◆ Instructions for the task ◆
Please count the lines below that contain the word "Heart", and reply with that number alone.
━━━━
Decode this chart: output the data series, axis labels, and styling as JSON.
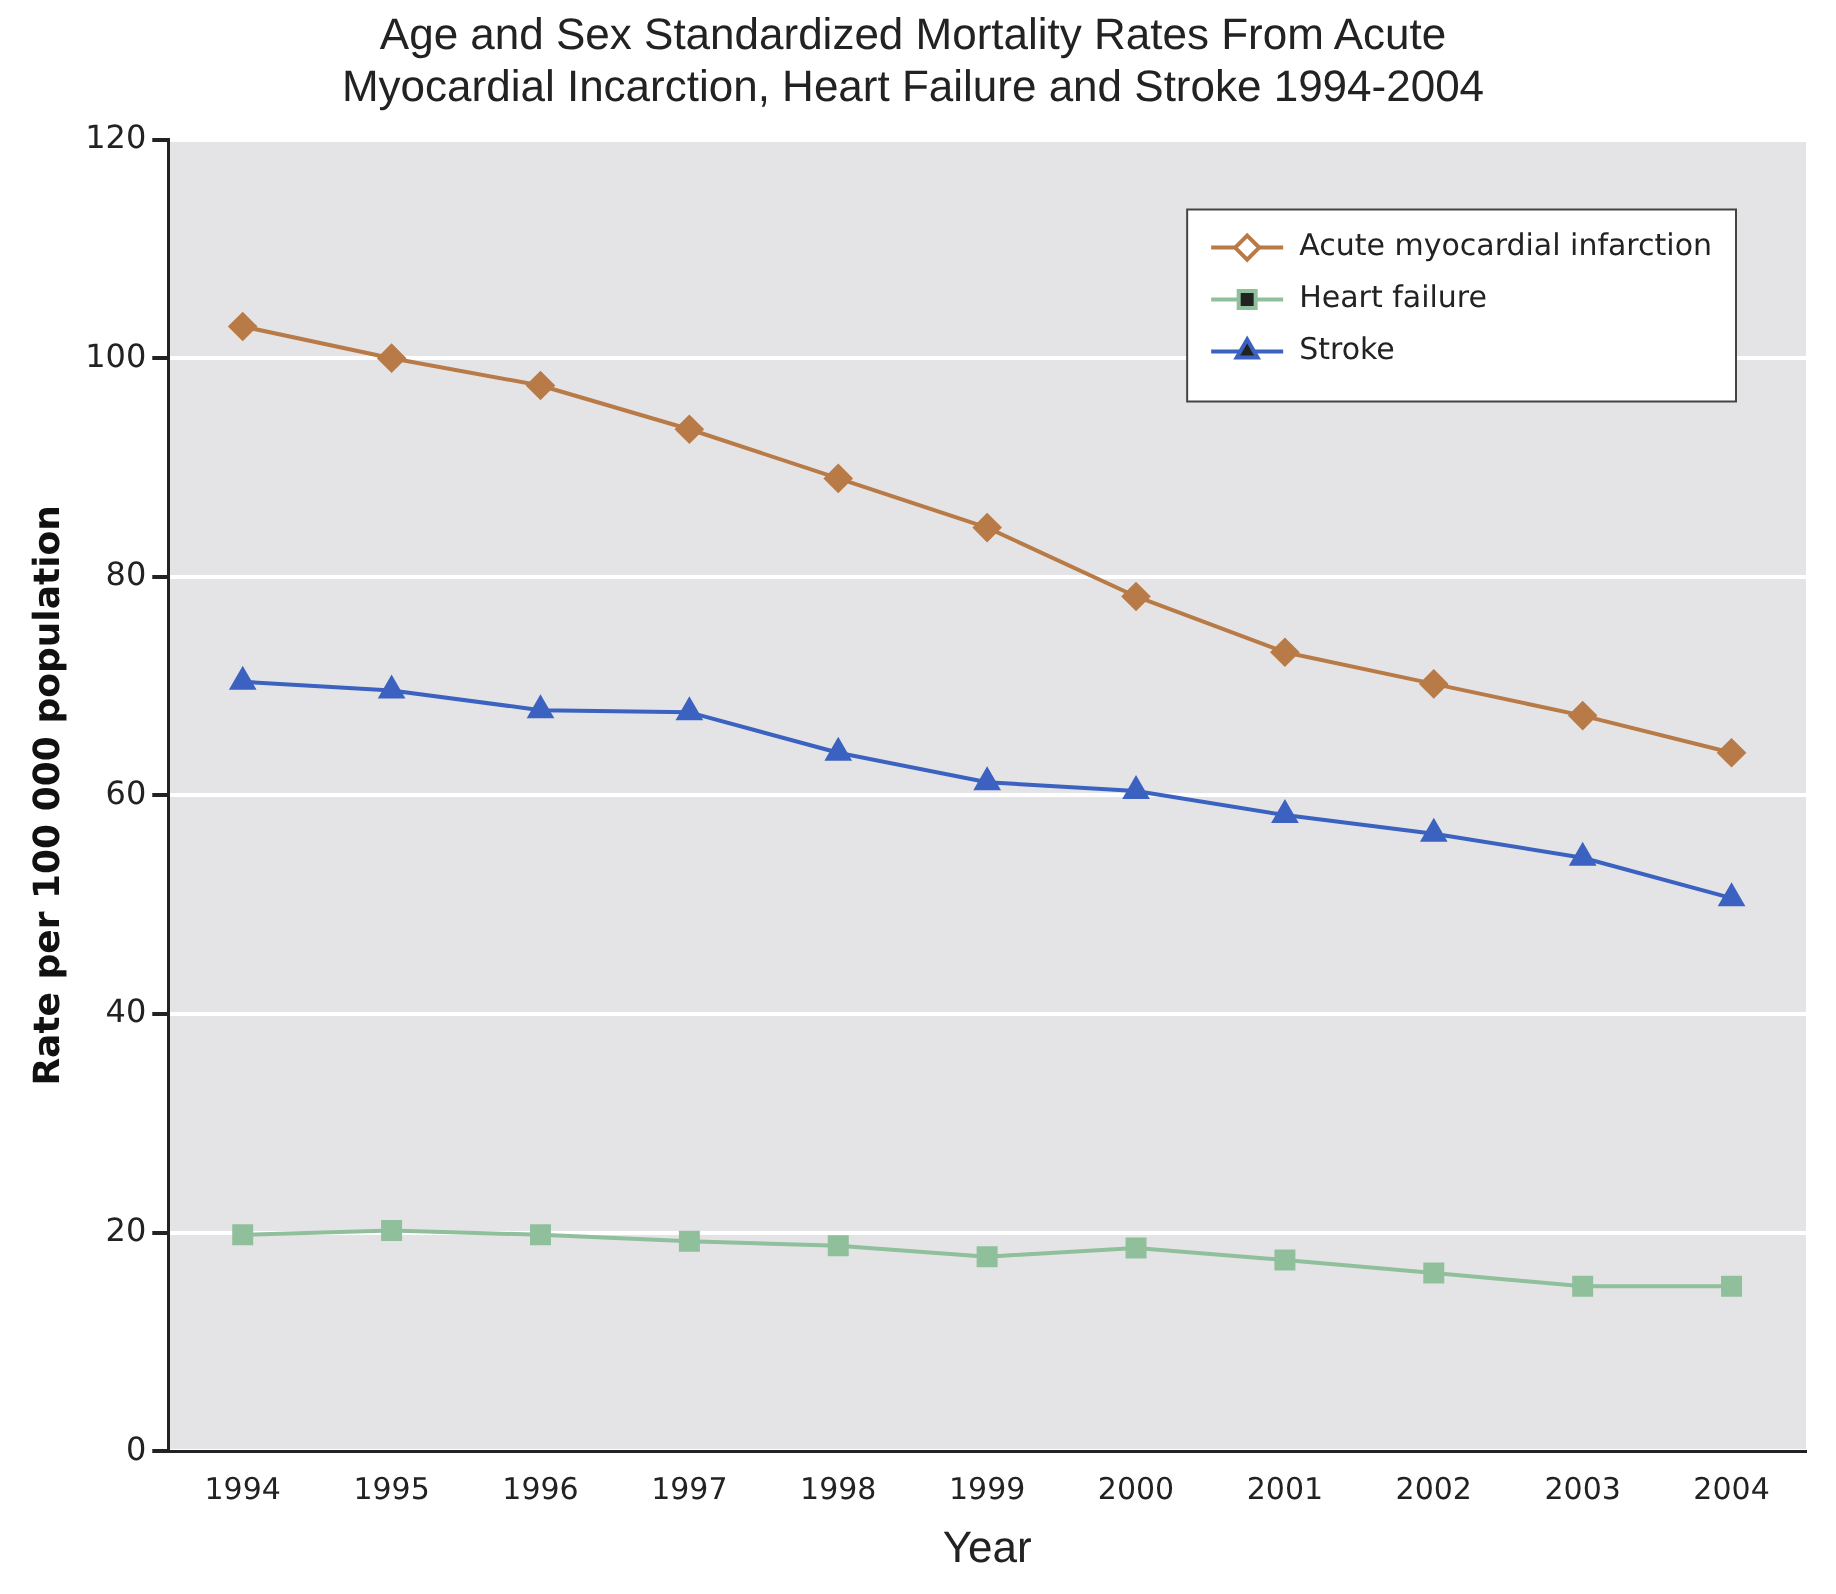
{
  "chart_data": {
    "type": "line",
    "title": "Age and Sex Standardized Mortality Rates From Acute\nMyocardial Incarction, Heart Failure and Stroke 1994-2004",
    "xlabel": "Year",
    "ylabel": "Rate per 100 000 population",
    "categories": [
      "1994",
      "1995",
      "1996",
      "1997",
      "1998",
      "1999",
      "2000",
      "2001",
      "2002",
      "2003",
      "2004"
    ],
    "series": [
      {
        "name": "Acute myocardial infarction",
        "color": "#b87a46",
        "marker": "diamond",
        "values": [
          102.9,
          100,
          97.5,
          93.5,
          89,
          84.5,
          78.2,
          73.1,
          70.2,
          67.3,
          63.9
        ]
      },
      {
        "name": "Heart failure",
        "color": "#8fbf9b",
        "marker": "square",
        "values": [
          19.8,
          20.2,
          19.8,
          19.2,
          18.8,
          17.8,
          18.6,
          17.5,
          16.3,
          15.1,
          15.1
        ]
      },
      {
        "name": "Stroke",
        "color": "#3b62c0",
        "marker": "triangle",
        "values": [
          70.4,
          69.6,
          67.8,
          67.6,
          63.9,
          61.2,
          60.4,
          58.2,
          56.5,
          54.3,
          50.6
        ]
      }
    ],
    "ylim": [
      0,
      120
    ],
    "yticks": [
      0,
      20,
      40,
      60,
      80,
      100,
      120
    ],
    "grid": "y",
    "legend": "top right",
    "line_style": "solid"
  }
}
━━━━
◆ Output for this task ◆
2